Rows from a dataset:
>> begin

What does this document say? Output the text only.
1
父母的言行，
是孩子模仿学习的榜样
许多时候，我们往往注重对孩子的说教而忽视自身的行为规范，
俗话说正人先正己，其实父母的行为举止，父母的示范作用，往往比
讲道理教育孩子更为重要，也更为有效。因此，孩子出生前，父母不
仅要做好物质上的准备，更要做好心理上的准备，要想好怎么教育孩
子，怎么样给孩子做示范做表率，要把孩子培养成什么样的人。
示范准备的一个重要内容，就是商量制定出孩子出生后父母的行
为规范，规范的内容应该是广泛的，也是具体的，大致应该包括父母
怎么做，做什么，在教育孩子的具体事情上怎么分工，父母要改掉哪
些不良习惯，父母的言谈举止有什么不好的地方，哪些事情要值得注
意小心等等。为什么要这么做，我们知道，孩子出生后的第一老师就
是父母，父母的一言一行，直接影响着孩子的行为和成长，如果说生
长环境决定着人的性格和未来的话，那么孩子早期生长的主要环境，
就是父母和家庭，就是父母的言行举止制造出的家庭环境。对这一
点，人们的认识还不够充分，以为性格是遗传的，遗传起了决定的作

>> end

• **Exercise requirements**:
Repeat every line of the material exactly as given.

• **Task output**:
What does this document say? Output the text only.
1
父母的言行，
是孩子模仿学习的榜样
许多时候，我们往往注重对孩子的说教而忽视自身的行为规范，
俗话说正人先正己，其实父母的行为举止，父母的示范作用，往往比
讲道理教育孩子更为重要，也更为有效。因此，孩子出生前，父母不
仅要做好物质上的准备，更要做好心理上的准备，要想好怎么教育孩
子，怎么样给孩子做示范做表率，要把孩子培养成什么样的人。
示范准备的一个重要内容，就是商量制定出孩子出生后父母的行
为规范，规范的内容应该是广泛的，也是具体的，大致应该包括父母
怎么做，做什么，在教育孩子的具体事情上怎么分工，父母要改掉哪
些不良习惯，父母的言谈举止有什么不好的地方，哪些事情要值得注
意小心等等。为什么要这么做，我们知道，孩子出生后的第一老师就
是父母，父母的一言一行，直接影响着孩子的行为和成长，如果说生
长环境决定着人的性格和未来的话，那么孩子早期生长的主要环境，
就是父母和家庭，就是父母的言行举止制造出的家庭环境。对这一
点，人们的认识还不够充分，以为性格是遗传的，遗传起了决定的作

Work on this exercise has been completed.